§ **WHAT YOU WILL DO**:
Filter this material down to the lines that hold "December", copying each one.

§ **RECORDED INFORMATION**:
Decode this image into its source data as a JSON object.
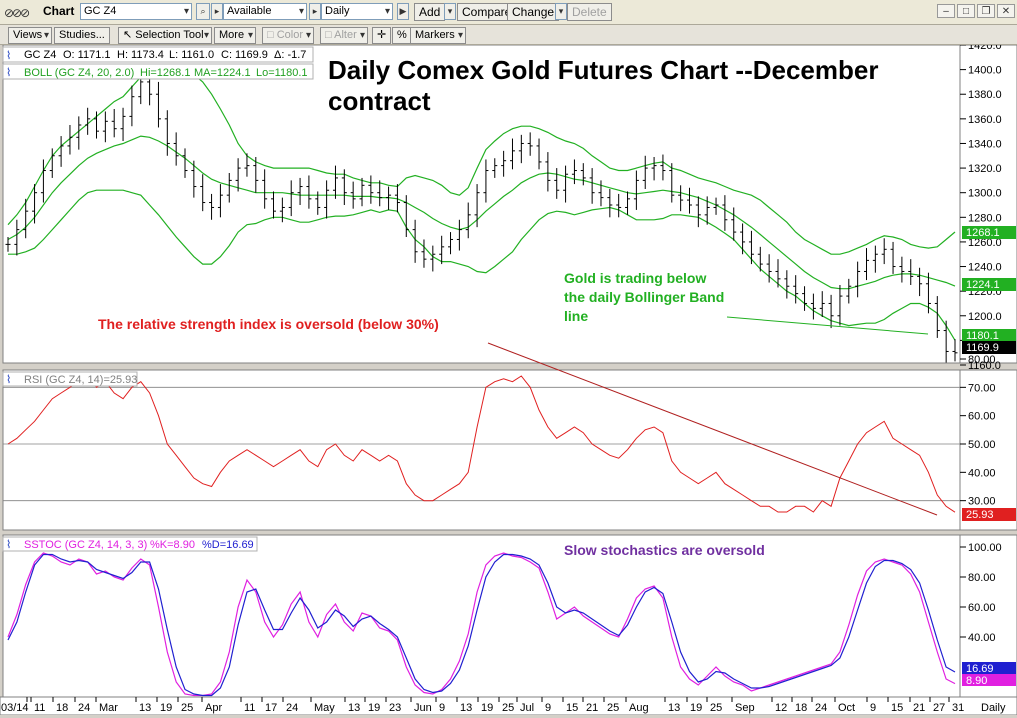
{
  "app": {
    "title": "Chart"
  },
  "toolbar1": {
    "symbol": "GC Z4",
    "available": "Available",
    "period": "Daily",
    "add": "Add",
    "compare": "Compare",
    "change": "Change",
    "delete": "Delete"
  },
  "toolbar2": {
    "views": "Views",
    "studies": "Studies...",
    "selection": "Selection Tool",
    "more": "More",
    "color": "Color",
    "alter": "Alter",
    "percent": "%",
    "markers": "Markers"
  },
  "price_panel": {
    "quote": {
      "symbol": "GC Z4",
      "open": "O: 1171.1",
      "high": "H: 1173.4",
      "low": "L: 1161.0",
      "close": "C: 1169.9",
      "change": "Δ: -1.7"
    },
    "boll": {
      "label": "BOLL (GC Z4, 20, 2.0)",
      "hi": "Hi=1268.1",
      "ma": "MA=1224.1",
      "lo": "Lo=1180.1"
    },
    "title_line1": "Daily Comex Gold Futures Chart --December",
    "title_line2": "contract",
    "note_bb_line1": "Gold is trading below",
    "note_bb_line2": "the daily Bollinger Band",
    "note_bb_line3": "line",
    "note_rsi": "The relative strength index is oversold (below 30%)",
    "last_labels": {
      "upper": "1268.1",
      "mid": "1224.1",
      "lower": "1180.1",
      "close": "1169.9"
    }
  },
  "rsi_panel": {
    "label": "RSI (GC Z4, 14)=25.93",
    "last": "25.93"
  },
  "sstoc_panel": {
    "label": "SSTOC (GC Z4, 14, 3, 3)",
    "k": "%K=8.90",
    "d": "%D=16.69",
    "note": "Slow stochastics are oversold",
    "last_k": "8.90",
    "last_d": "16.69"
  },
  "x_axis": {
    "ticks": [
      "03/14",
      "11",
      "18",
      "24",
      "Mar",
      "13",
      "19",
      "25",
      "Apr",
      "11",
      "17",
      "24",
      "May",
      "13",
      "19",
      "23",
      "Jun",
      "9",
      "13",
      "19",
      "25",
      "Jul",
      "9",
      "15",
      "21",
      "25",
      "Aug",
      "13",
      "19",
      "25",
      "Sep",
      "12",
      "18",
      "24",
      "Oct",
      "9",
      "15",
      "21",
      "27",
      "31",
      "Daily"
    ]
  },
  "colors": {
    "price": "#000000",
    "bands": "#22b022",
    "rsi": "#e02020",
    "k": "#e020e0",
    "d": "#2020d0",
    "note_red": "#e02020",
    "note_green": "#22b022",
    "note_purple": "#7030a0"
  },
  "chart_data": [
    {
      "type": "line",
      "title": "Daily Comex Gold Futures Chart --December contract",
      "x_start": "2014-03-14",
      "x_end": "2014-10-31",
      "ylim": [
        1160,
        1420
      ],
      "yticks": [
        1160,
        1180,
        1200,
        1220,
        1240,
        1260,
        1280,
        1300,
        1320,
        1340,
        1360,
        1380,
        1400,
        1420
      ],
      "series": [
        {
          "name": "GC Z4",
          "values": [
            1258,
            1270,
            1285,
            1300,
            1318,
            1330,
            1338,
            1345,
            1355,
            1360,
            1350,
            1358,
            1352,
            1362,
            1378,
            1390,
            1380,
            1360,
            1340,
            1330,
            1318,
            1305,
            1292,
            1288,
            1298,
            1310,
            1320,
            1322,
            1310,
            1295,
            1285,
            1288,
            1300,
            1305,
            1295,
            1288,
            1302,
            1312,
            1300,
            1295,
            1306,
            1300,
            1296,
            1298,
            1292,
            1270,
            1252,
            1246,
            1250,
            1256,
            1262,
            1270,
            1282,
            1300,
            1318,
            1322,
            1326,
            1334,
            1340,
            1338,
            1325,
            1310,
            1302,
            1315,
            1318,
            1312,
            1300,
            1296,
            1290,
            1288,
            1295,
            1310,
            1320,
            1322,
            1318,
            1298,
            1294,
            1290,
            1282,
            1288,
            1290,
            1278,
            1268,
            1260,
            1250,
            1242,
            1236,
            1230,
            1224,
            1218,
            1210,
            1206,
            1210,
            1200,
            1216,
            1224,
            1236,
            1245,
            1250,
            1254,
            1240,
            1236,
            1232,
            1226,
            1210,
            1188,
            1171,
            1169.9
          ]
        },
        {
          "name": "BOLL upper",
          "values": [
            1274,
            1282,
            1292,
            1305,
            1318,
            1330,
            1338,
            1344,
            1350,
            1356,
            1362,
            1368,
            1374,
            1378,
            1386,
            1394,
            1400,
            1402,
            1403,
            1402,
            1400,
            1396,
            1390,
            1380,
            1368,
            1355,
            1340,
            1330,
            1325,
            1322,
            1320,
            1320,
            1320,
            1320,
            1320,
            1318,
            1316,
            1315,
            1315,
            1312,
            1310,
            1308,
            1308,
            1306,
            1305,
            1312,
            1314,
            1312,
            1310,
            1306,
            1300,
            1298,
            1304,
            1320,
            1335,
            1342,
            1348,
            1352,
            1354,
            1354,
            1352,
            1349,
            1345,
            1342,
            1340,
            1336,
            1330,
            1325,
            1320,
            1318,
            1318,
            1320,
            1322,
            1324,
            1325,
            1320,
            1318,
            1315,
            1312,
            1310,
            1308,
            1305,
            1302,
            1300,
            1298,
            1294,
            1288,
            1282,
            1276,
            1268,
            1262,
            1258,
            1254,
            1250,
            1250,
            1252,
            1255,
            1258,
            1262,
            1265,
            1264,
            1262,
            1258,
            1256,
            1255,
            1256,
            1262,
            1268.1
          ]
        },
        {
          "name": "BOLL MA",
          "values": [
            1262,
            1266,
            1272,
            1280,
            1290,
            1300,
            1308,
            1315,
            1322,
            1328,
            1332,
            1335,
            1338,
            1340,
            1343,
            1346,
            1345,
            1342,
            1338,
            1333,
            1328,
            1322,
            1316,
            1311,
            1308,
            1306,
            1304,
            1302,
            1300,
            1300,
            1300,
            1300,
            1299,
            1298,
            1298,
            1298,
            1298,
            1298,
            1298,
            1297,
            1297,
            1297,
            1296,
            1296,
            1295,
            1292,
            1288,
            1284,
            1279,
            1275,
            1272,
            1270,
            1272,
            1278,
            1285,
            1291,
            1297,
            1302,
            1308,
            1312,
            1315,
            1316,
            1315,
            1313,
            1311,
            1310,
            1308,
            1306,
            1304,
            1302,
            1300,
            1299,
            1300,
            1301,
            1302,
            1301,
            1300,
            1298,
            1296,
            1293,
            1290,
            1286,
            1282,
            1277,
            1272,
            1266,
            1260,
            1254,
            1248,
            1242,
            1236,
            1231,
            1227,
            1223,
            1222,
            1222,
            1224,
            1226,
            1228,
            1231,
            1233,
            1234,
            1234,
            1233,
            1231,
            1229,
            1227,
            1224.1
          ]
        },
        {
          "name": "BOLL lower",
          "values": [
            1250,
            1250,
            1252,
            1255,
            1262,
            1270,
            1278,
            1286,
            1294,
            1300,
            1302,
            1302,
            1302,
            1302,
            1300,
            1298,
            1290,
            1282,
            1273,
            1264,
            1256,
            1248,
            1242,
            1242,
            1248,
            1257,
            1268,
            1274,
            1275,
            1278,
            1280,
            1280,
            1278,
            1276,
            1276,
            1278,
            1280,
            1281,
            1281,
            1282,
            1284,
            1286,
            1284,
            1286,
            1285,
            1272,
            1262,
            1256,
            1248,
            1244,
            1244,
            1242,
            1240,
            1236,
            1235,
            1240,
            1246,
            1252,
            1262,
            1270,
            1278,
            1283,
            1285,
            1284,
            1282,
            1284,
            1286,
            1287,
            1288,
            1286,
            1282,
            1278,
            1278,
            1278,
            1279,
            1282,
            1282,
            1281,
            1280,
            1276,
            1272,
            1267,
            1262,
            1254,
            1246,
            1238,
            1232,
            1226,
            1220,
            1216,
            1210,
            1204,
            1200,
            1196,
            1194,
            1192,
            1193,
            1194,
            1194,
            1197,
            1202,
            1206,
            1210,
            1210,
            1207,
            1202,
            1192,
            1180.1
          ]
        }
      ]
    },
    {
      "type": "line",
      "title": "RSI (GC Z4, 14)=25.93",
      "ylim": [
        20,
        80
      ],
      "yticks": [
        30,
        40,
        50,
        60,
        70,
        80
      ],
      "reference_lines": [
        30,
        50,
        70
      ],
      "series": [
        {
          "name": "RSI",
          "values": [
            50,
            52,
            55,
            58,
            62,
            66,
            68,
            70,
            72,
            74,
            70,
            72,
            68,
            66,
            70,
            72,
            68,
            60,
            50,
            46,
            42,
            38,
            36,
            35,
            40,
            44,
            46,
            48,
            46,
            44,
            42,
            44,
            46,
            48,
            44,
            42,
            48,
            50,
            46,
            44,
            48,
            46,
            44,
            46,
            44,
            36,
            32,
            30,
            30,
            32,
            34,
            36,
            40,
            56,
            70,
            72,
            73,
            72,
            74,
            70,
            62,
            56,
            52,
            54,
            56,
            54,
            50,
            48,
            46,
            45,
            48,
            52,
            55,
            56,
            54,
            44,
            40,
            38,
            36,
            38,
            40,
            36,
            34,
            32,
            30,
            28,
            28,
            26,
            26,
            28,
            28,
            26,
            30,
            28,
            38,
            44,
            50,
            54,
            56,
            58,
            52,
            50,
            48,
            46,
            40,
            32,
            28,
            25.93
          ]
        }
      ]
    },
    {
      "type": "line",
      "title": "SSTOC (GC Z4, 14, 3, 3)",
      "ylim": [
        0,
        110
      ],
      "yticks": [
        40,
        60,
        80,
        100
      ],
      "series": [
        {
          "name": "%K",
          "values": [
            40,
            55,
            75,
            90,
            96,
            94,
            90,
            88,
            92,
            90,
            82,
            84,
            80,
            78,
            86,
            92,
            88,
            60,
            30,
            10,
            2,
            1,
            1,
            2,
            10,
            30,
            60,
            78,
            70,
            50,
            40,
            48,
            62,
            70,
            50,
            40,
            55,
            62,
            50,
            44,
            56,
            54,
            46,
            44,
            38,
            20,
            8,
            3,
            2,
            5,
            12,
            24,
            42,
            70,
            88,
            94,
            96,
            94,
            93,
            90,
            86,
            70,
            52,
            56,
            60,
            54,
            50,
            46,
            42,
            40,
            52,
            66,
            72,
            74,
            66,
            40,
            20,
            12,
            8,
            14,
            20,
            14,
            10,
            8,
            4,
            6,
            8,
            10,
            12,
            14,
            16,
            18,
            20,
            22,
            30,
            48,
            68,
            84,
            90,
            92,
            90,
            88,
            82,
            70,
            50,
            30,
            12,
            8.9
          ]
        },
        {
          "name": "%D",
          "values": [
            38,
            50,
            70,
            88,
            95,
            95,
            92,
            90,
            91,
            90,
            85,
            83,
            81,
            79,
            83,
            90,
            90,
            72,
            45,
            20,
            5,
            2,
            1,
            1,
            6,
            20,
            48,
            70,
            72,
            58,
            45,
            45,
            56,
            66,
            58,
            46,
            50,
            58,
            54,
            47,
            52,
            54,
            49,
            45,
            40,
            26,
            12,
            5,
            3,
            4,
            9,
            18,
            34,
            58,
            80,
            90,
            95,
            95,
            94,
            92,
            88,
            76,
            60,
            56,
            58,
            56,
            52,
            48,
            44,
            41,
            48,
            60,
            70,
            73,
            69,
            50,
            30,
            17,
            10,
            12,
            17,
            16,
            12,
            9,
            6,
            6,
            7,
            9,
            11,
            13,
            15,
            17,
            19,
            21,
            26,
            40,
            58,
            76,
            87,
            91,
            91,
            89,
            85,
            76,
            58,
            38,
            20,
            16.69
          ]
        }
      ]
    }
  ]
}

§ **SOLUTION**:
    "title_line1": "Daily Comex Gold Futures Chart --December",
      "title": "Daily Comex Gold Futures Chart --December contract",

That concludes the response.